### Record set
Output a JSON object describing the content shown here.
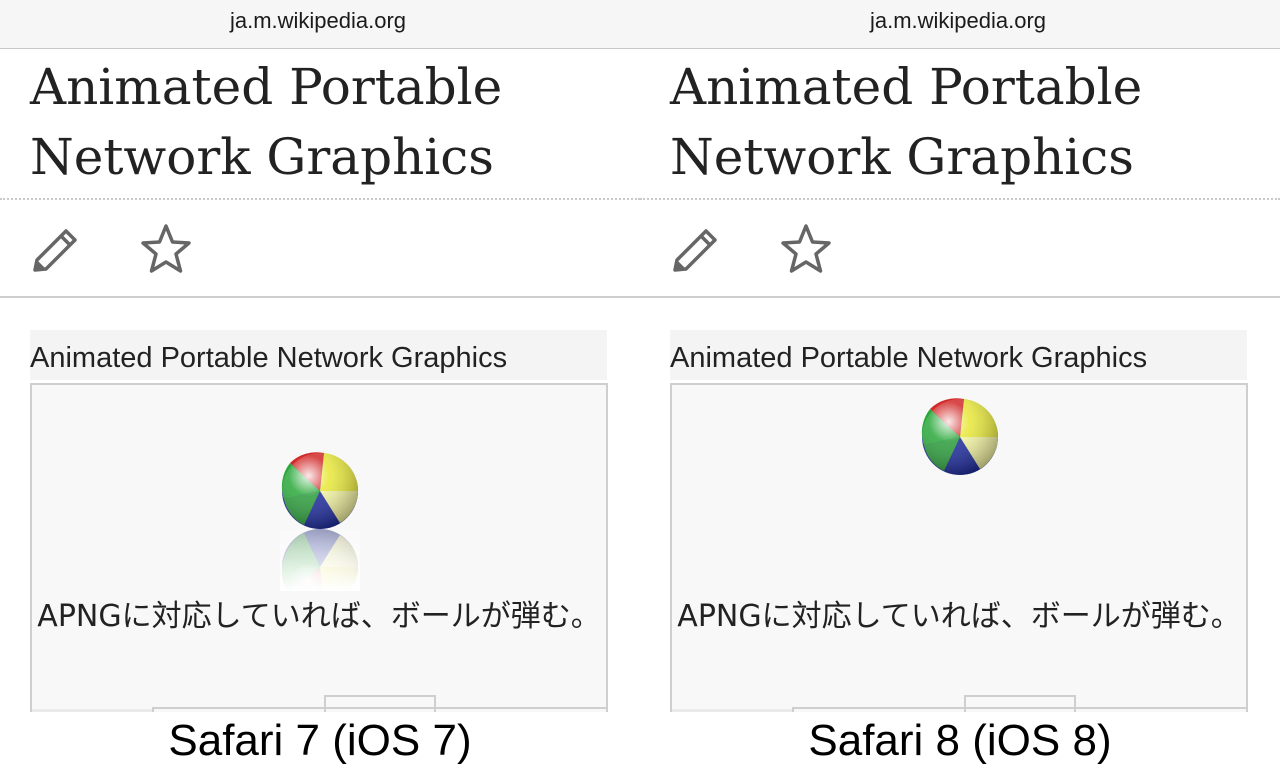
{
  "panels": [
    {
      "browser": {
        "url": "ja.m.wikipedia.org"
      },
      "article": {
        "title": "Animated Portable Network Graphics",
        "actions": {
          "edit_icon": "pencil-icon",
          "watch_icon": "star-icon"
        }
      },
      "infobox": {
        "heading": "Animated Portable Network Graphics",
        "image_icon": "beach-ball-icon",
        "caption": "APNGに対応していれば、ボールが弾む。"
      },
      "label": "Safari 7 (iOS 7)"
    },
    {
      "browser": {
        "url": "ja.m.wikipedia.org"
      },
      "article": {
        "title": "Animated Portable Network Graphics",
        "actions": {
          "edit_icon": "pencil-icon",
          "watch_icon": "star-icon"
        }
      },
      "infobox": {
        "heading": "Animated Portable Network Graphics",
        "image_icon": "beach-ball-icon",
        "caption": "APNGに対応していれば、ボールが弾む。"
      },
      "label": "Safari 8 (iOS 8)"
    }
  ],
  "colors": {
    "text": "#222222",
    "url_bar": "#f6f6f6",
    "infobox_bg": "#f8f8f8",
    "border": "#cfcfcf",
    "icon": "#666666"
  }
}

### Problem description
Return the listing above in full and without alteration, excluding its pictures.

### Correct response
Output a JSON object describing the content shown here.
{
  "panels": [
    {
      "browser": {
        "url": "ja.m.wikipedia.org"
      },
      "article": {
        "title": "Animated Portable Network Graphics",
        "actions": {
          "edit_icon": "pencil-icon",
          "watch_icon": "star-icon"
        }
      },
      "infobox": {
        "heading": "Animated Portable Network Graphics",
        "image_icon": "beach-ball-icon",
        "caption": "APNGに対応していれば、ボールが弾む。"
      },
      "label": "Safari 7 (iOS 7)"
    },
    {
      "browser": {
        "url": "ja.m.wikipedia.org"
      },
      "article": {
        "title": "Animated Portable Network Graphics",
        "actions": {
          "edit_icon": "pencil-icon",
          "watch_icon": "star-icon"
        }
      },
      "infobox": {
        "heading": "Animated Portable Network Graphics",
        "image_icon": "beach-ball-icon",
        "caption": "APNGに対応していれば、ボールが弾む。"
      },
      "label": "Safari 8 (iOS 8)"
    }
  ],
  "colors": {
    "text": "#222222",
    "url_bar": "#f6f6f6",
    "infobox_bg": "#f8f8f8",
    "border": "#cfcfcf",
    "icon": "#666666"
  }
}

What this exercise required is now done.